■ Your goal
Reproduce all the lines below exactly and omit the images.
*** Records provided
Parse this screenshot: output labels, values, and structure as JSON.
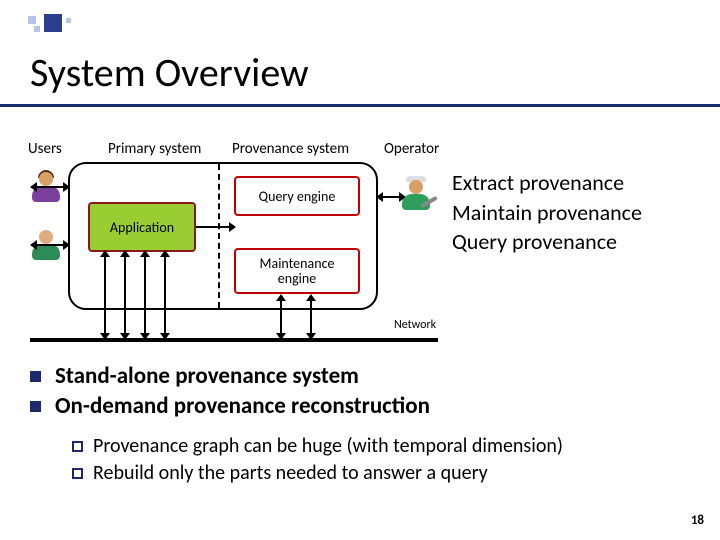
{
  "title": "System Overview",
  "labels": {
    "users": "Users",
    "primary": "Primary system",
    "provenance": "Provenance system",
    "operator": "Operator"
  },
  "boxes": {
    "application": "Application",
    "query_engine": "Query engine",
    "maintenance_engine": "Maintenance\nengine"
  },
  "network": "Network",
  "side_text": {
    "l1": "Extract provenance",
    "l2": "Maintain provenance",
    "l3": "Query provenance"
  },
  "bullets": {
    "b1": "Stand-alone provenance system",
    "b2": "On-demand provenance reconstruction",
    "s1": "Provenance graph can be huge (with temporal dimension)",
    "s2": "Rebuild only the parts needed to answer a query"
  },
  "page": "18"
}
******
■ Output of the task
Parse this screenshot: output labels, values, and structure as JSON.
{
  "title": "System Overview",
  "labels": {
    "users": "Users",
    "primary": "Primary system",
    "provenance": "Provenance system",
    "operator": "Operator"
  },
  "boxes": {
    "application": "Application",
    "query_engine": "Query engine",
    "maintenance_engine": "Maintenance\nengine"
  },
  "network": "Network",
  "side_text": {
    "l1": "Extract provenance",
    "l2": "Maintain provenance",
    "l3": "Query provenance"
  },
  "bullets": {
    "b1": "Stand-alone provenance system",
    "b2": "On-demand provenance reconstruction",
    "s1": "Provenance graph can be huge (with temporal dimension)",
    "s2": "Rebuild only the parts needed to answer a query"
  },
  "page": "18"
}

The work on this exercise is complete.